→ **Raw records**
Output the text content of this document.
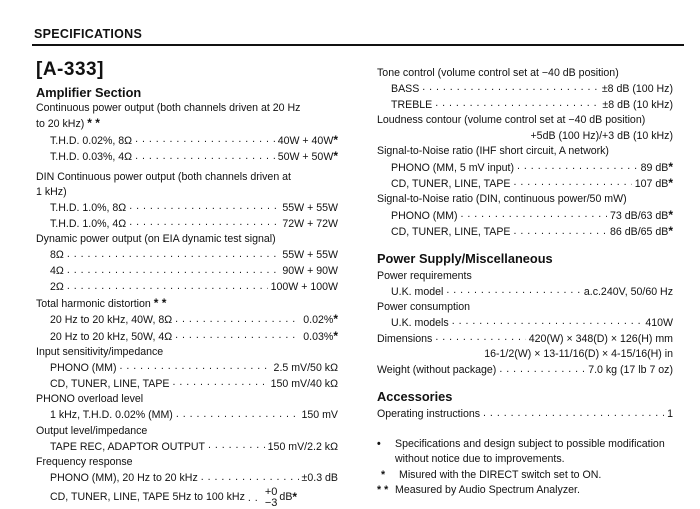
SPECIFICATIONS
[A-333]
Amplifier Section
Continuous power output (both channels driven at 20 Hz
to 20 kHz) * *
T.H.D. 0.02%, 8Ω . . .	40W + 40W *
T.H.D. 0.03%, 4Ω . . .	50W + 50W *
DIN Continuous power output (both channels driven at
1 kHz)
T.H.D. 1.0%, 8Ω . . .	55W + 55W
T.H.D. 1.0%, 4Ω . . .	72W + 72W
Dynamic power output (on EIA dynamic test signal)
8Ω . . .	55W + 55W
4Ω . . .	90W + 90W
2Ω . . .	100W + 100W
Total harmonic distortion * *
20 Hz to 20 kHz, 40W, 8Ω . . .	0.02% *
20 Hz to 20 kHz, 50W, 4Ω . . .	0.03% *
Input sensitivity/impedance
PHONO (MM) . . .	2.5 mV/50 kΩ
CD, TUNER, LINE, TAPE . . .	150 mV/40 kΩ
PHONO overload level
1 kHz, T.H.D. 0.02% (MM) . . .	150 mV
Output level/impedance
TAPE REC, ADAPTOR OUTPUT . . .	150 mV/2.2 kΩ
Frequency response
PHONO (MM), 20 Hz to 20 kHz . . .	±0.3 dB
CD, TUNER, LINE, TAPE 5Hz to 100 kHz . . . +0
−3 dB *
Tone control (volume control set at −40 dB position)
BASS . . .	±8 dB (100 Hz)
TREBLE . . .	±8 dB (10 kHz)
Loudness contour (volume control set at −40 dB position)
+5dB (100 Hz)/+3 dB (10 kHz)
Signal-to-Noise ratio (IHF short circuit, A network)
PHONO (MM, 5 mV input) . . .	89 dB *
CD, TUNER, LINE, TAPE . . .	107 dB *
Signal-to-Noise ratio (DIN, continuous power/50 mW)
PHONO (MM) . . .	73 dB/63 dB *
CD, TUNER, LINE, TAPE . . .	86 dB/65 dB *
Power Supply/Miscellaneous
Power requirements
U.K. model . . .	a.c.240V, 50/60 Hz
Power consumption
U.K. models . . .	410W
Dimensions . . .	420(W) × 348(D) × 126(H) mm
16-1/2(W) × 13-11/16(D) × 4-15/16(H) in
Weight (without package) . . .	7.0 kg (17 lb 7 oz)
Accessories
Operating instructions . . .	1
•	Specifications and design subject to possible modification
without notice due to improvements.
*	Misured with the DIRECT switch set to ON.
* * Measured by Audio Spectrum Analyzer.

→ **Problem to solve**
Transcribe all of the entries word for word, but skip any pictures they contain.

→ **Full answer**
Output the text content of this document.
SPECIFICATIONS
[A-333]
Amplifier Section
Continuous power output (both channels driven at 20 Hz
to 20 kHz) * *
T.H.D. 0.02%, 8Ω . . .	40W + 40W *
T.H.D. 0.03%, 4Ω . . .	50W + 50W *
DIN Continuous power output (both channels driven at
1 kHz)
T.H.D. 1.0%, 8Ω . . .	55W + 55W
T.H.D. 1.0%, 4Ω . . .	72W + 72W
Dynamic power output (on EIA dynamic test signal)
8Ω . . .	55W + 55W
4Ω . . .	90W + 90W
2Ω . . .	100W + 100W
Total harmonic distortion * *
20 Hz to 20 kHz, 40W, 8Ω . . .	0.02% *
20 Hz to 20 kHz, 50W, 4Ω . . .	0.03% *
Input sensitivity/impedance
PHONO (MM) . . .	2.5 mV/50 kΩ
CD, TUNER, LINE, TAPE . . .	150 mV/40 kΩ
PHONO overload level
1 kHz, T.H.D. 0.02% (MM) . . .	150 mV
Output level/impedance
TAPE REC, ADAPTOR OUTPUT . . .	150 mV/2.2 kΩ
Frequency response
PHONO (MM), 20 Hz to 20 kHz . . .	±0.3 dB
CD, TUNER, LINE, TAPE 5Hz to 100 kHz . . . +0
−3 dB *
Tone control (volume control set at −40 dB position)
BASS . . .	±8 dB (100 Hz)
TREBLE . . .	±8 dB (10 kHz)
Loudness contour (volume control set at −40 dB position)
+5dB (100 Hz)/+3 dB (10 kHz)
Signal-to-Noise ratio (IHF short circuit, A network)
PHONO (MM, 5 mV input) . . .	89 dB *
CD, TUNER, LINE, TAPE . . .	107 dB *
Signal-to-Noise ratio (DIN, continuous power/50 mW)
PHONO (MM) . . .	73 dB/63 dB *
CD, TUNER, LINE, TAPE . . .	86 dB/65 dB *
Power Supply/Miscellaneous
Power requirements
U.K. model . . .	a.c.240V, 50/60 Hz
Power consumption
U.K. models . . .	410W
Dimensions . . .	420(W) × 348(D) × 126(H) mm
16-1/2(W) × 13-11/16(D) × 4-15/16(H) in
Weight (without package) . . .	7.0 kg (17 lb 7 oz)
Accessories
Operating instructions . . .	1
•	Specifications and design subject to possible modification
without notice due to improvements.
*	Misured with the DIRECT switch set to ON.
* * Measured by Audio Spectrum Analyzer.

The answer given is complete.